══ Given records

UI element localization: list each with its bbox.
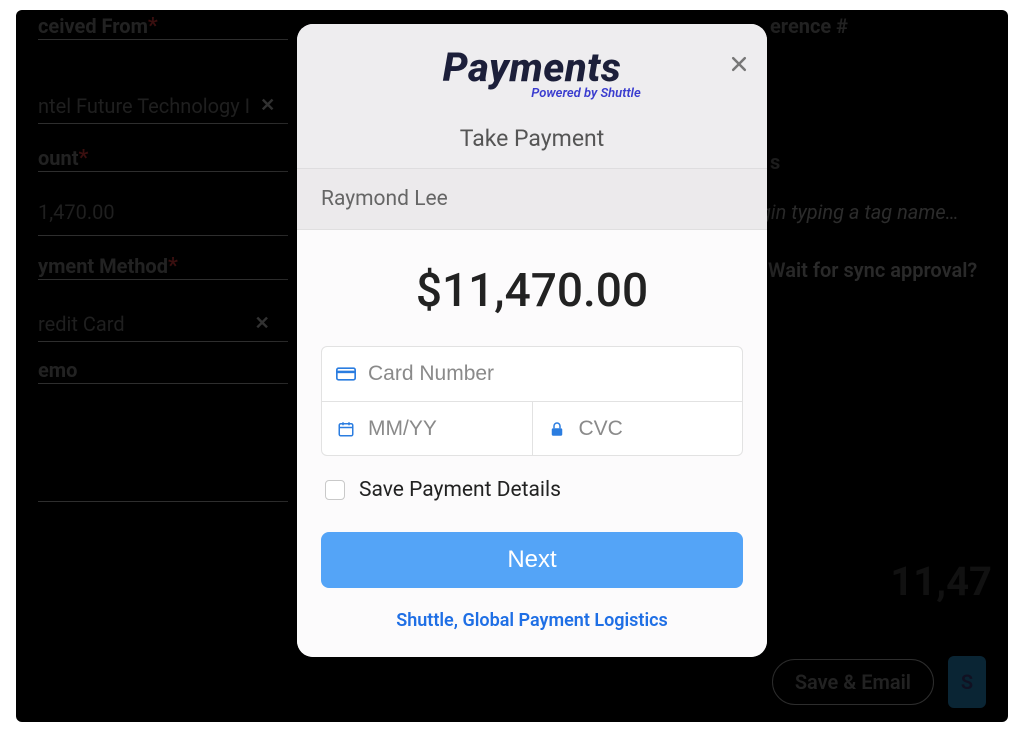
save-details-label: Save Payment Details [359,478,561,502]
payment-modal: Payments Powered by Shuttle Take Payment… [297,24,767,657]
expiry-input[interactable] [368,417,518,441]
card-input-group [321,346,743,456]
tags-label: s [770,150,780,174]
modal-title: Take Payment [315,125,749,152]
card-number-input[interactable] [368,362,728,386]
card-icon [336,365,356,383]
memo-label: emo [38,358,77,382]
footer-link[interactable]: Shuttle, Global Payment Logistics [321,610,743,631]
clear-icon: ✕ [255,313,270,334]
clear-icon: ✕ [260,95,275,116]
customer-name: Raymond Lee [297,169,767,230]
brand-wordmark: Payments [315,48,749,88]
brand-block: Payments Powered by Shuttle [315,48,749,101]
amount-value: 1,470.00 [38,200,115,224]
tags-placeholder: gin typing a tag name… [760,200,959,224]
sync-approval-label: Wait for sync approval? [768,258,977,282]
payment-amount: $11,470.00 [321,264,743,318]
save-and-email-button[interactable]: Save & Email [772,659,934,705]
calendar-icon [336,420,356,438]
save-details-checkbox[interactable] [325,480,345,500]
reference-label: erence # [770,14,848,38]
next-button[interactable]: Next [321,532,743,588]
summary-total: 11,47 [890,558,992,605]
payment-method-value: redit Card [38,312,125,336]
modal-header: Payments Powered by Shuttle Take Payment [297,24,767,169]
received-from-label: ceived From [38,14,148,38]
amount-label: ount [38,146,78,170]
close-icon [729,54,749,74]
secondary-save-button[interactable]: S [948,656,986,708]
payment-method-label: yment Method [38,254,168,278]
lock-icon [547,420,567,438]
close-button[interactable] [725,50,753,78]
cvc-input[interactable] [579,417,729,441]
modal-body: $11,470.00 [297,230,767,657]
received-from-value: ntel Future Technology I [38,94,250,118]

════

### Short exercise
Turn the items from the line with "save-details-label: Save Payment" up to and including the line with "save-details-checkbox[interactable] [325,480,345,500]" into a Markdown table with the columns Row and Line, numbering each row and leaving out blank lines.

### Result of the task
| Row | Line |
|---|---|
| 1 | save-details-label: Save Payment Details [359,478,561,502] |
| 2 | payment-modal: Payments Powered by Shuttle Take Payment… [297,24,767,657] |
| 3 | expiry-input[interactable] [368,417,518,441] |
| 4 | card-input-group [321,346,743,456] |
| 5 | tags-label: s [770,150,780,174] |
| 6 | modal-title: Take Payment [315,125,749,152] |
| 7 | card-number-input[interactable] [368,362,728,386] |
| 8 | card-icon [336,365,356,383] |
| 9 | memo-label: emo [38,358,77,382] |
| 10 | footer-link[interactable]: Shuttle, Global Payment Logistics [321,610,743,631] |
| 11 | clear-icon: ✕ [255,313,270,334] |
| 12 | clear-icon: ✕ [260,95,275,116] |
| 13 | customer-name: Raymond Lee [297,169,767,230] |
| 14 | brand-wordmark: Payments [315,48,749,88] |
| 15 | brand-block: Payments Powered by Shuttle [315,48,749,101] |
| 16 | amount-value: 1,470.00 [38,200,115,224] |
| 17 | tags-placeholder: gin typing a tag name… [760,200,959,224] |
| 18 | sync-approval-label: Wait for sync approval? [768,258,977,282] |
| 19 | payment-amount: $11,470.00 [321,264,743,318] |
| 20 | save-and-email-button[interactable]: Save & Email [772,659,934,705] |
| 21 | calendar-icon [336,420,356,438] |
| 22 | save-details-checkbox[interactable] [325,480,345,500] |